WHAT THE EXERCISE ASKS:
Which lines hold the word "image"? Copy each one.

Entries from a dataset
++++++++
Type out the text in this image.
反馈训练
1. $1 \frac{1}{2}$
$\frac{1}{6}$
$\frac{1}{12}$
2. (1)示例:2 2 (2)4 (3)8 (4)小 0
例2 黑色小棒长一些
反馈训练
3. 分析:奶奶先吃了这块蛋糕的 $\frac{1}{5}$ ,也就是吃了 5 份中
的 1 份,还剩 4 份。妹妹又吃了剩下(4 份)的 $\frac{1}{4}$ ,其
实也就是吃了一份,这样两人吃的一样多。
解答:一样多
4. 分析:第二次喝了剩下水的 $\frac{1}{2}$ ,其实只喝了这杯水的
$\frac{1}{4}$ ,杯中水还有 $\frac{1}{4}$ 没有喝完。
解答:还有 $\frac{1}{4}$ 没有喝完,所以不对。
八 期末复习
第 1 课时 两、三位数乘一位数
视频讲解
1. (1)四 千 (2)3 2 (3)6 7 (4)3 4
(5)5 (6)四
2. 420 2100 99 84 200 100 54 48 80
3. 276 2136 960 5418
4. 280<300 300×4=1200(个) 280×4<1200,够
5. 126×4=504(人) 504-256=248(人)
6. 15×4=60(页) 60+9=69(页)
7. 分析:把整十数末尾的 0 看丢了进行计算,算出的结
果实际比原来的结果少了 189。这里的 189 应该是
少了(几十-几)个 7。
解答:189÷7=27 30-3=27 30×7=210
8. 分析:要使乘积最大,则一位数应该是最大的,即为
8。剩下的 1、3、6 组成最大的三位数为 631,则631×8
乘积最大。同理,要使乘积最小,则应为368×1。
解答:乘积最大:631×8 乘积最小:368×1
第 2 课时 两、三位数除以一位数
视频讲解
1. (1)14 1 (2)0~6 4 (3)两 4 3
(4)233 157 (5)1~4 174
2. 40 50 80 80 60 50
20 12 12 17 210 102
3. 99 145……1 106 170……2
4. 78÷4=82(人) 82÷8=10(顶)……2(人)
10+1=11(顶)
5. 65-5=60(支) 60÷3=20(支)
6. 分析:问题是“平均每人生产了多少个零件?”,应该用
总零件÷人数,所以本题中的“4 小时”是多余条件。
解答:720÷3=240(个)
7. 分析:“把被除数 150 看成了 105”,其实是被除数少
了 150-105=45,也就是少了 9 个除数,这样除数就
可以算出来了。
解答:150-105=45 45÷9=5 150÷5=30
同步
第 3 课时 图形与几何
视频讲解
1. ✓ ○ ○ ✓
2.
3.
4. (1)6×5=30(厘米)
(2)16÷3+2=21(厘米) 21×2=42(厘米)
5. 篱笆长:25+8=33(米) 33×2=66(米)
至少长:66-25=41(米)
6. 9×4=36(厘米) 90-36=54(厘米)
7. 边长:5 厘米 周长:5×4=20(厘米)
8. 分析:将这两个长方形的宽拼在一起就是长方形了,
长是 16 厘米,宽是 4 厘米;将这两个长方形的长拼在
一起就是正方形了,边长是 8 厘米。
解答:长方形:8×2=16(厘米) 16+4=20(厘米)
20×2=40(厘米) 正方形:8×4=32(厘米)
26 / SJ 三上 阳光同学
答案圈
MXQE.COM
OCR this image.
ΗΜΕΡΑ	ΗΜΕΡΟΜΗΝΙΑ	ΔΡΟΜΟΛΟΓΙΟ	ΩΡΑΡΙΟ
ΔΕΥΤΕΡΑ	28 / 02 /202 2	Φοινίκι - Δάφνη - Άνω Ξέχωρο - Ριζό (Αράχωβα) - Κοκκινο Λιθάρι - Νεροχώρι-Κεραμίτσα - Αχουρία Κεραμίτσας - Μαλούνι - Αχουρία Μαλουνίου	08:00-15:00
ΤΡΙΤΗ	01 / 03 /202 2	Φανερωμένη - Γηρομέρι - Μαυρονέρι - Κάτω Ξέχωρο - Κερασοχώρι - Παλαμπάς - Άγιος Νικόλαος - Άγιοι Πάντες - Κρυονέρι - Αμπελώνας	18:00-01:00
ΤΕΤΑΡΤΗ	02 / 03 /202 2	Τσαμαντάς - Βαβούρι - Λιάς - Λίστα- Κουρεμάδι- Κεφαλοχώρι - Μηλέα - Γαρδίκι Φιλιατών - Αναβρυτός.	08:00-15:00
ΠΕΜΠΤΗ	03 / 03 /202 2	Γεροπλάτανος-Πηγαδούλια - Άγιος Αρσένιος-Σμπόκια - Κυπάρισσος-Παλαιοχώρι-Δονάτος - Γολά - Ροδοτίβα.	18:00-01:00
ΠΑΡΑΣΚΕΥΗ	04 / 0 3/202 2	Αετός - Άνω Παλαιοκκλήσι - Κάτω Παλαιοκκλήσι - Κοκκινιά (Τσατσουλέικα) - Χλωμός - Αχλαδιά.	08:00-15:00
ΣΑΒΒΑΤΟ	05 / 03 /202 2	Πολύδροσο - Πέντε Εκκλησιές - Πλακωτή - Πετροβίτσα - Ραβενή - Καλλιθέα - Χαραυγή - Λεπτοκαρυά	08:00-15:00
++++++++
OUTPUT:
Type out the text in this image.
OCR this image.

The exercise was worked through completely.